[Figure data in JSON]

------------------------------------------------------------

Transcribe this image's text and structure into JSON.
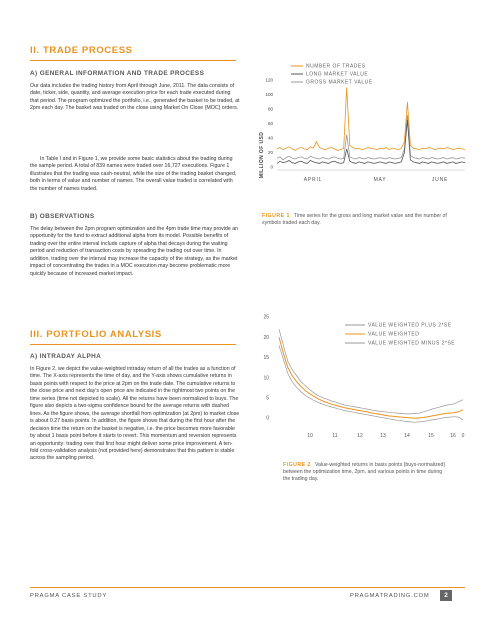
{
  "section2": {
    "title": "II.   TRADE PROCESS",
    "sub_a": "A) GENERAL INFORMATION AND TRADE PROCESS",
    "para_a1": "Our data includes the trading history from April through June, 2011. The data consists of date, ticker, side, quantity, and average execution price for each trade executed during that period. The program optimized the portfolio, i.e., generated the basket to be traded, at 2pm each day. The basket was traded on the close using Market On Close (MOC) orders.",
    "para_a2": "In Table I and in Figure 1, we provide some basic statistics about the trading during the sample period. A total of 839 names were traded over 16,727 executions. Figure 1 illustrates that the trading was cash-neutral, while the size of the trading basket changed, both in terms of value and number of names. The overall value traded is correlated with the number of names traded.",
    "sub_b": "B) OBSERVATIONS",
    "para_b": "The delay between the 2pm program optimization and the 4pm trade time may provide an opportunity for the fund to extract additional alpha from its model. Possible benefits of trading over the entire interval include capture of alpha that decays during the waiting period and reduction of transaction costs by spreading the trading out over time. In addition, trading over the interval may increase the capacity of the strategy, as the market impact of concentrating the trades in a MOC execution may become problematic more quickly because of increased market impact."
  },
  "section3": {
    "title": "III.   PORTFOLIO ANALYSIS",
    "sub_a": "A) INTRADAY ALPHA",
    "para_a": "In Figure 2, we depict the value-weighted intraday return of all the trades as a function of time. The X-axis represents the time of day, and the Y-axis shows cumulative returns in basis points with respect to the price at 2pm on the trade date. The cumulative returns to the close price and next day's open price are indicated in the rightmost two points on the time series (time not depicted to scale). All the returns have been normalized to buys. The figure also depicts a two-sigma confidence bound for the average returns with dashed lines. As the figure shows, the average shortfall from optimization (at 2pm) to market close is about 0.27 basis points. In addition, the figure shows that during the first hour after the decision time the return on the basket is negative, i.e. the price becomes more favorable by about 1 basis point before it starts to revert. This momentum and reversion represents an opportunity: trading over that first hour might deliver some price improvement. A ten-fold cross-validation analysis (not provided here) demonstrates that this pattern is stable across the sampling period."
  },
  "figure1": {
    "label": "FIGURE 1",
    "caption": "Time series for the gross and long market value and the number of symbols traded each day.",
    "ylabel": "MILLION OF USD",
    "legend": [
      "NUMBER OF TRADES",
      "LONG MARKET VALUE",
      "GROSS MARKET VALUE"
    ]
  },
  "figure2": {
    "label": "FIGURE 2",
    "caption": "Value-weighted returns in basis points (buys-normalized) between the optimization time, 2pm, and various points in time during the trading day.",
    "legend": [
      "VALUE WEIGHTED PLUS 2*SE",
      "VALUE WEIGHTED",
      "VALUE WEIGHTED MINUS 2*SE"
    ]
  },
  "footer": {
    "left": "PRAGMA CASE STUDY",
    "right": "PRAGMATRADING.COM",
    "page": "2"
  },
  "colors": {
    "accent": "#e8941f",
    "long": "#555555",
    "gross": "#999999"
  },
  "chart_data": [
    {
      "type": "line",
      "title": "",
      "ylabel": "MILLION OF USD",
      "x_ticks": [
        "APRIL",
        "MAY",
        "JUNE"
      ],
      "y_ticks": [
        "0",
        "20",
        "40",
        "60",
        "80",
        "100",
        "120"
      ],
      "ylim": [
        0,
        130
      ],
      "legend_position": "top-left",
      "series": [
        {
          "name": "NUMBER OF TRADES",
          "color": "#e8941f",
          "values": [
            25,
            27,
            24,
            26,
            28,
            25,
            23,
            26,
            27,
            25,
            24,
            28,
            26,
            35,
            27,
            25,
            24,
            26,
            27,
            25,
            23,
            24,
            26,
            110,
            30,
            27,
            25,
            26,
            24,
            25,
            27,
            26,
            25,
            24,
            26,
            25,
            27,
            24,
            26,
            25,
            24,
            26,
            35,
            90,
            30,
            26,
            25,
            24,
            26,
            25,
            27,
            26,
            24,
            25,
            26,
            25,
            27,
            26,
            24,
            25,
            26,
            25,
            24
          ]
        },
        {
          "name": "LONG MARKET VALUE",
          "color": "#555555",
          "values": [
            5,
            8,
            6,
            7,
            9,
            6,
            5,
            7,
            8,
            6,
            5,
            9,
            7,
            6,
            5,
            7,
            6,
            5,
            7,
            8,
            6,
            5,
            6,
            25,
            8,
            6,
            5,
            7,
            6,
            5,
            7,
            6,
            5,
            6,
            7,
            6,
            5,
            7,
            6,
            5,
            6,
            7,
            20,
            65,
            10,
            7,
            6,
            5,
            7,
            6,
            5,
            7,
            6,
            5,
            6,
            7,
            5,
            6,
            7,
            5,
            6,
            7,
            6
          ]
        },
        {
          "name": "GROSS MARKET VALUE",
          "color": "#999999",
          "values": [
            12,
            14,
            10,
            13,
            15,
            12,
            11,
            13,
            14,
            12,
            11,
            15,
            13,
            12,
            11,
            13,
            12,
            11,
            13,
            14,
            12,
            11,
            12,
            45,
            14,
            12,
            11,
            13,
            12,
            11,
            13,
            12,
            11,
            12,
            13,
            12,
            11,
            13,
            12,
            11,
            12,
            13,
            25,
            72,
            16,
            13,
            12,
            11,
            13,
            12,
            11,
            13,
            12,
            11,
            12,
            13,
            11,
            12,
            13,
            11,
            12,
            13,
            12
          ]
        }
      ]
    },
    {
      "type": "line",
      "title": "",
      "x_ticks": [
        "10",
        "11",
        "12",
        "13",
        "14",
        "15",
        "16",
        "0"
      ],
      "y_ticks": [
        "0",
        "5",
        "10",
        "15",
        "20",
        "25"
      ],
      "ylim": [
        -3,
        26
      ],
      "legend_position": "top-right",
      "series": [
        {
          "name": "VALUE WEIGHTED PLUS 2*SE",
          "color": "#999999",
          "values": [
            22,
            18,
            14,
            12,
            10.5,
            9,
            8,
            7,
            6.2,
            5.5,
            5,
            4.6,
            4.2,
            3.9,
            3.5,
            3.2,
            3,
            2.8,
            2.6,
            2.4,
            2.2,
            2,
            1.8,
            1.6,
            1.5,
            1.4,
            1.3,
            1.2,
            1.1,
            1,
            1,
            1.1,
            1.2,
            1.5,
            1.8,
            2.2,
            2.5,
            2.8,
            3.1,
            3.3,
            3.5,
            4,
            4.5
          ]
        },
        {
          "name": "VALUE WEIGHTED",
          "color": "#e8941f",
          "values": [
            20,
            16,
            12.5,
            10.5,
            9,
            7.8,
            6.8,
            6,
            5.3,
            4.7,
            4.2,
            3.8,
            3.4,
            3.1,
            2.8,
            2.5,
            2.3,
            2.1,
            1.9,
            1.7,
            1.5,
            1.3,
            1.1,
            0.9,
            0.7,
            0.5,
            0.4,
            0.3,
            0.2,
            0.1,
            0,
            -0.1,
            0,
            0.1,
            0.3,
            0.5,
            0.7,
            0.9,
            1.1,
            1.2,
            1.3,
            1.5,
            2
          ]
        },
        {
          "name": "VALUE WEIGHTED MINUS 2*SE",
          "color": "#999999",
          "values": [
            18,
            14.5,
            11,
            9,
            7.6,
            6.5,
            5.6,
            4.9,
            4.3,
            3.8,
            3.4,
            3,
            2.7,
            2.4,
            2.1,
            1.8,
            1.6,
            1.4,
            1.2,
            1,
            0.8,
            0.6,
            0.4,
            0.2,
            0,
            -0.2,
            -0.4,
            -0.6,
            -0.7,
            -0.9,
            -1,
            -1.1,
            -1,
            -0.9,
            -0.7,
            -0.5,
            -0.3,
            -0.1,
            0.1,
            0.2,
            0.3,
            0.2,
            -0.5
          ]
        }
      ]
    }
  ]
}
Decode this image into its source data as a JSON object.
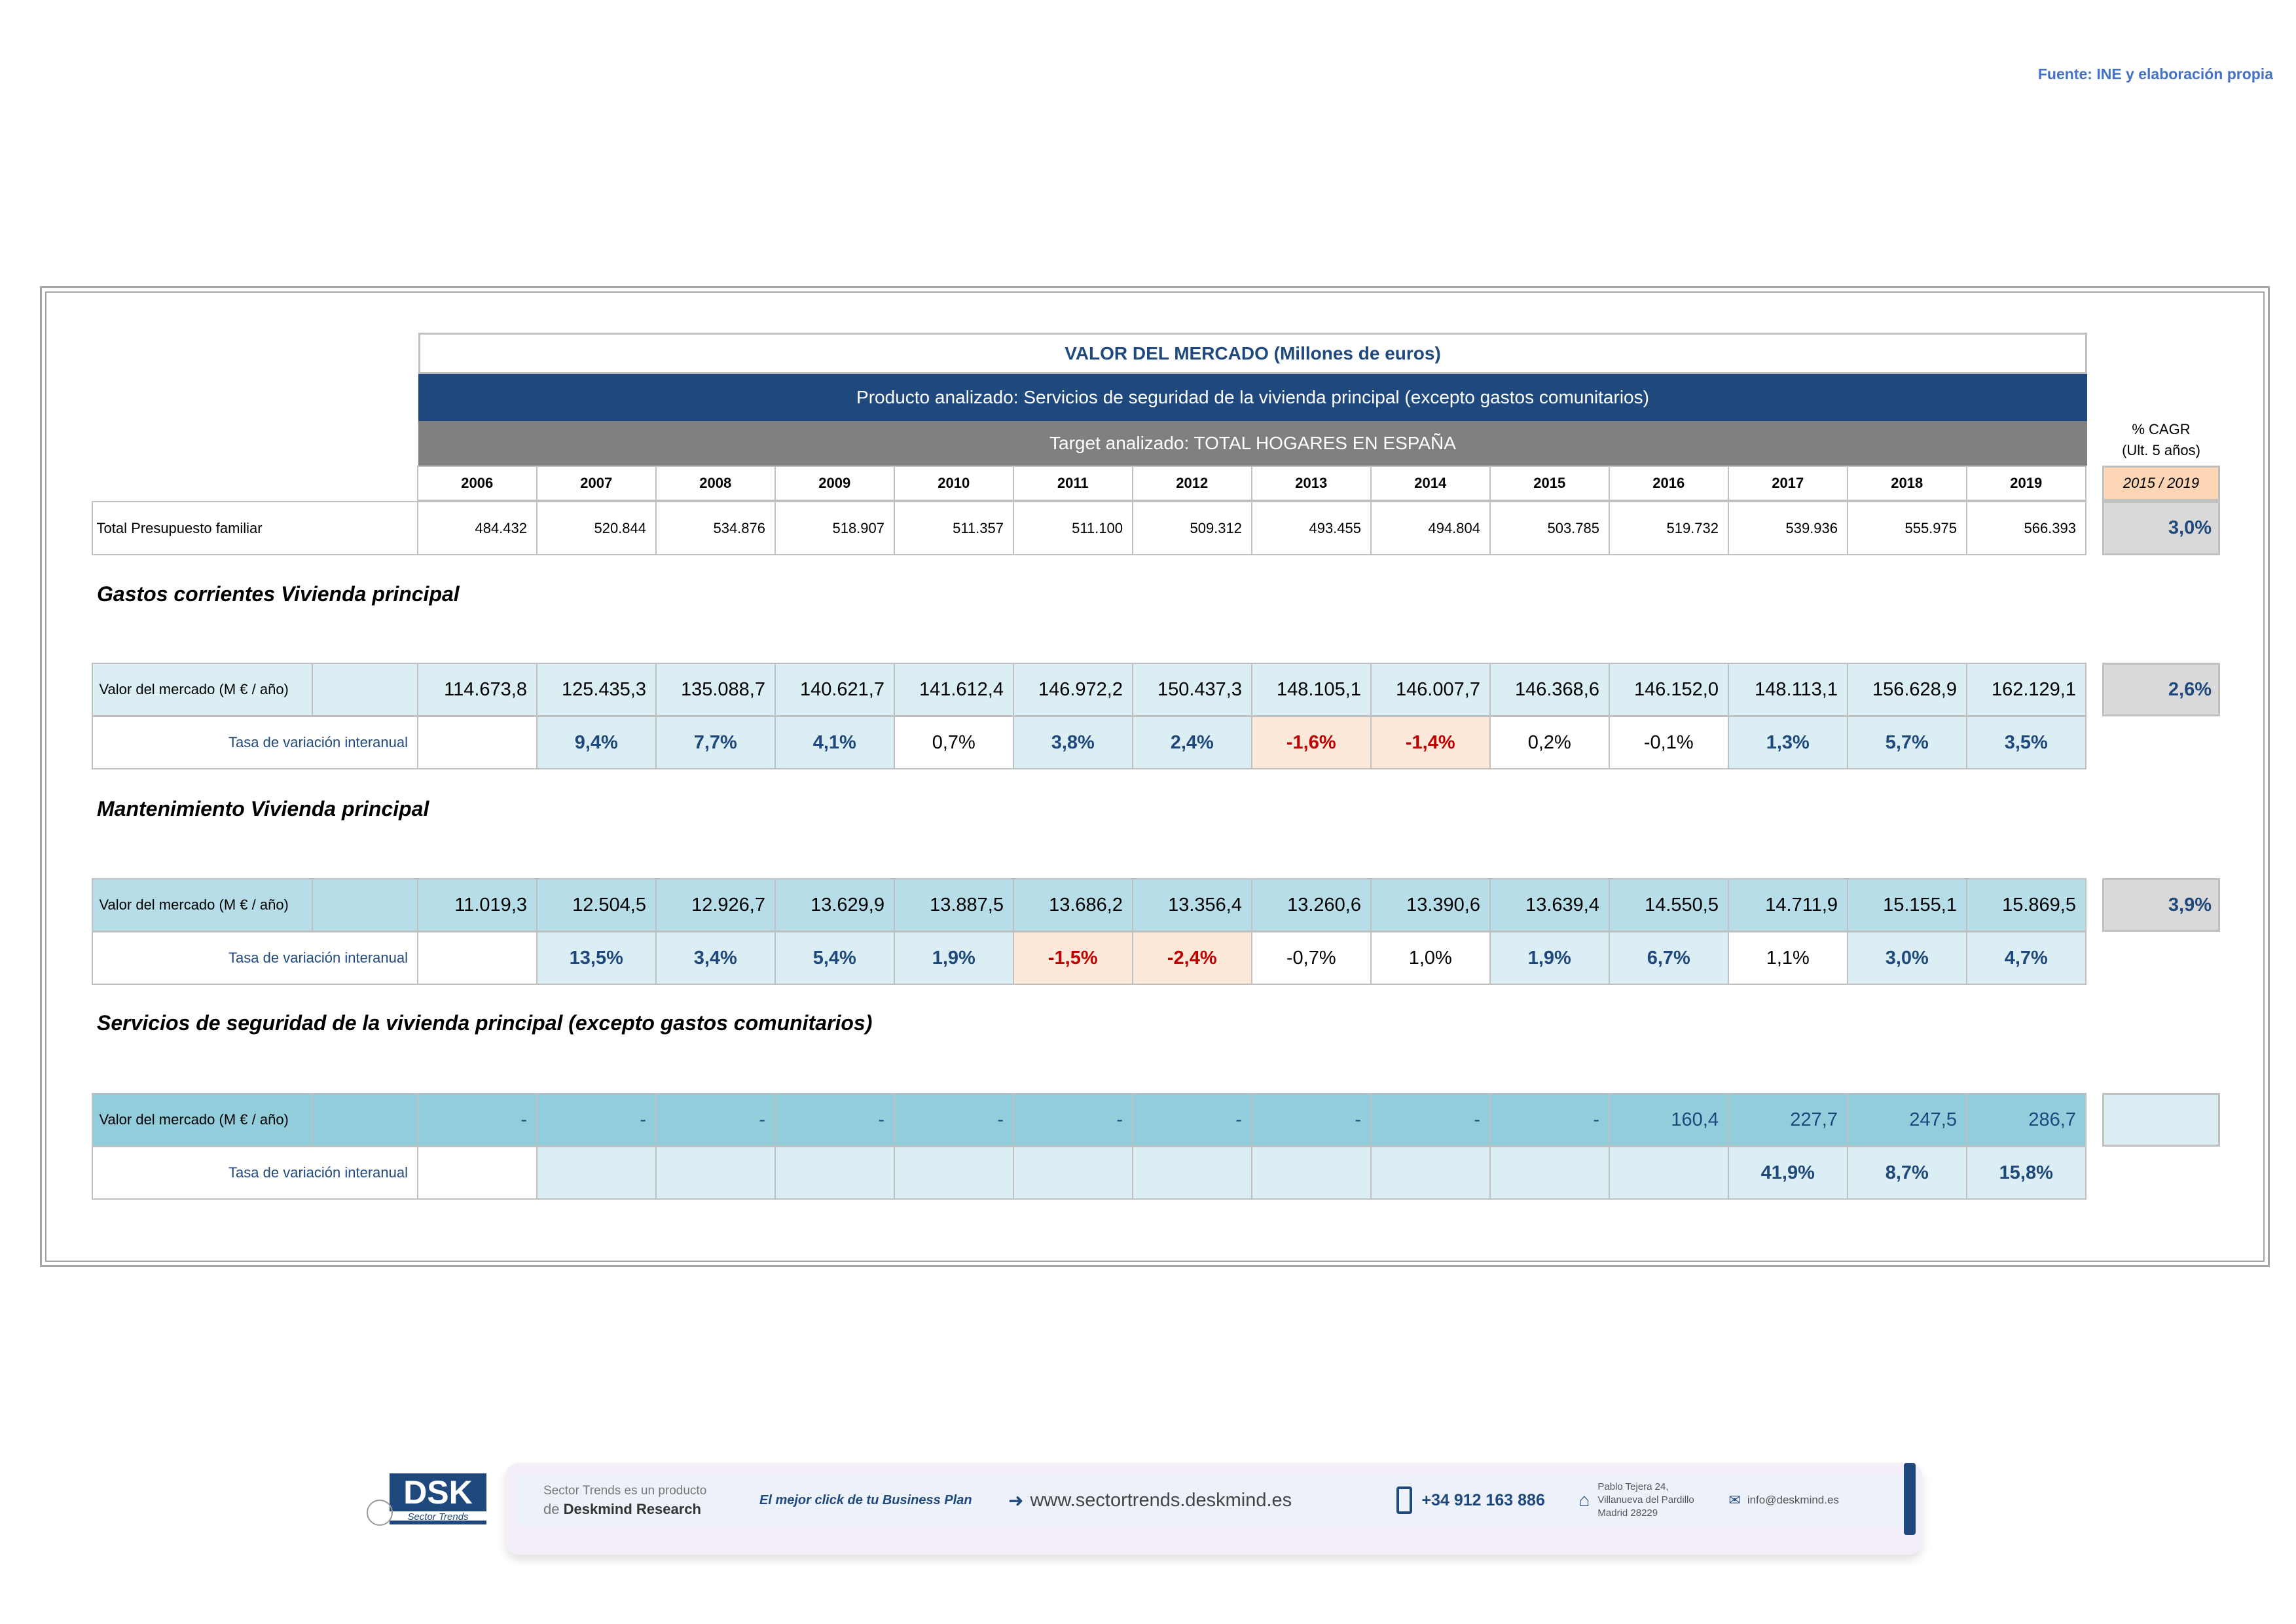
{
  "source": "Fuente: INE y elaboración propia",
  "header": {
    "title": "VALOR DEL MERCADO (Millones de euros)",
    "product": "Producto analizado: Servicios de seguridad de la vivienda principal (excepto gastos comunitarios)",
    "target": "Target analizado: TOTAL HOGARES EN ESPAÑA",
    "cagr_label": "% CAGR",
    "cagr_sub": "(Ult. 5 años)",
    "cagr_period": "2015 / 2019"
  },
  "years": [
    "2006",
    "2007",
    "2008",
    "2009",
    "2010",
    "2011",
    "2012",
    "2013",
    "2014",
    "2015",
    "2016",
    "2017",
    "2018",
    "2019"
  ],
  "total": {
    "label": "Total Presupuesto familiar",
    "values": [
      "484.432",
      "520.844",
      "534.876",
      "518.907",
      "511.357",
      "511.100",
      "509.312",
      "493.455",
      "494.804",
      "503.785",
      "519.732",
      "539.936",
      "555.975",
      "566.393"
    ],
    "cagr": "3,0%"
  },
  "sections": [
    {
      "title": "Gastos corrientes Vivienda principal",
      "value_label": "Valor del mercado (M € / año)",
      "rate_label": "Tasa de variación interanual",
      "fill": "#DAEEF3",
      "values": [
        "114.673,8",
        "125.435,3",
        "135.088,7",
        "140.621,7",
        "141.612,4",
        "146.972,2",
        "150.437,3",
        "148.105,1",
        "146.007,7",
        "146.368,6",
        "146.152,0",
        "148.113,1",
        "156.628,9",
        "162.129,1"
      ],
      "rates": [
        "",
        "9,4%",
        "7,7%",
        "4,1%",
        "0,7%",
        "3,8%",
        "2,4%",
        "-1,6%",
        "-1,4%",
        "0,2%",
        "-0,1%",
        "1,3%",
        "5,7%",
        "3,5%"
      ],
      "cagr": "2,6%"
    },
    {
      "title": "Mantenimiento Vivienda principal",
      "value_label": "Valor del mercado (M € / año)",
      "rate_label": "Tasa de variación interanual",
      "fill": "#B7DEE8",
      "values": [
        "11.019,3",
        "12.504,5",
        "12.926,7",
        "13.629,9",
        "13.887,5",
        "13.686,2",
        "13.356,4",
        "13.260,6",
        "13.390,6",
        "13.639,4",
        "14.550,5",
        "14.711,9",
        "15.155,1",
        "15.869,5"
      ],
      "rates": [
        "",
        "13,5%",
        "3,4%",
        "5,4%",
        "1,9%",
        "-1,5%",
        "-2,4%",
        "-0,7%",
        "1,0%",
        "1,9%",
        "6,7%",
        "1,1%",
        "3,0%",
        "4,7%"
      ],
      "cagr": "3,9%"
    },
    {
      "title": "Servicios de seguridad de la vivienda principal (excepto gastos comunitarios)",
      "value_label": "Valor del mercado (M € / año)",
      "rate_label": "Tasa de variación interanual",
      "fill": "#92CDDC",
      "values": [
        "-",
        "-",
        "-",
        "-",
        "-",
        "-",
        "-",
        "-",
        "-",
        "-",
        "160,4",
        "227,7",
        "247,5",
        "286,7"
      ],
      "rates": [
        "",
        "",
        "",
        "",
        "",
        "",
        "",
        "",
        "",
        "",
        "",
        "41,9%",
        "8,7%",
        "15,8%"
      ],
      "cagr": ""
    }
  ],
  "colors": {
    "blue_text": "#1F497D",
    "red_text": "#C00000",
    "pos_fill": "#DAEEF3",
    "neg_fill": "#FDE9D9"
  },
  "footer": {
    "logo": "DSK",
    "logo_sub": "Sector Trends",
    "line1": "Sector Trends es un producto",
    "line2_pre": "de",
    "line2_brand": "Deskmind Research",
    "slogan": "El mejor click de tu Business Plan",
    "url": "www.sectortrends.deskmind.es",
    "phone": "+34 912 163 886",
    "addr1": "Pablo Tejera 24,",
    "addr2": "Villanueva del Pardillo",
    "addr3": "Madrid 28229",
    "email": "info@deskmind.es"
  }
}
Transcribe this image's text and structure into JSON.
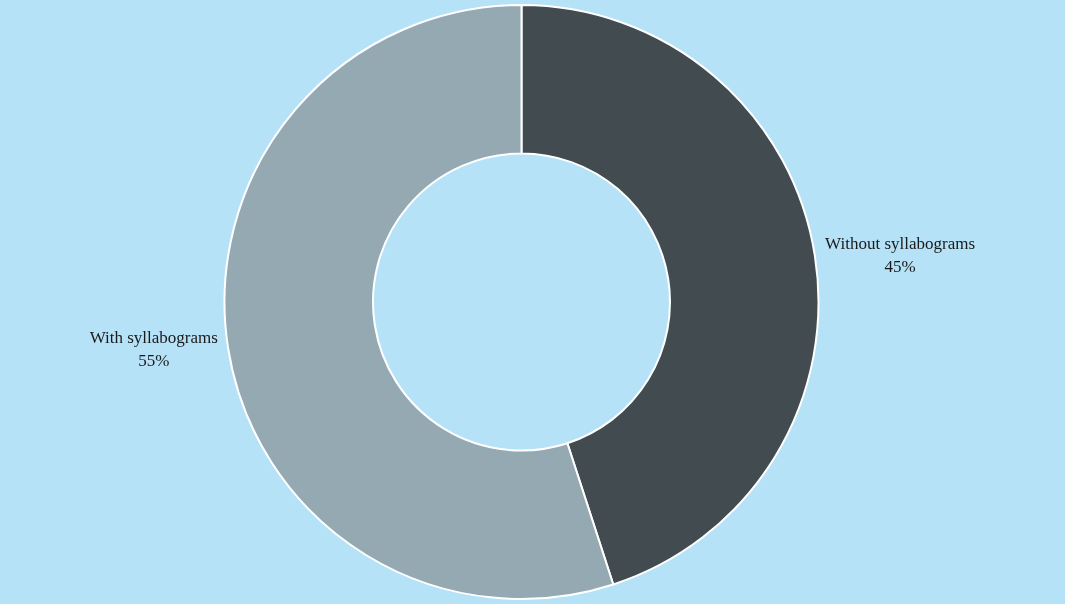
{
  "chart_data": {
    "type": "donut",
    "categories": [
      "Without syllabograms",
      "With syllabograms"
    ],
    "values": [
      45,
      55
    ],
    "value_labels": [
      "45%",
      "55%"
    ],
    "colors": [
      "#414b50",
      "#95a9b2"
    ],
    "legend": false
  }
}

------------------------------------------------------------

YOUR TASK: Where a line of the records above holds the word "PLUS", copy that line.

SOLVED EXERCISE:
      "VALUE WEIGHTED PLUS 2*SE",
          "name": "VALUE WEIGHTED PLUS 2*SE",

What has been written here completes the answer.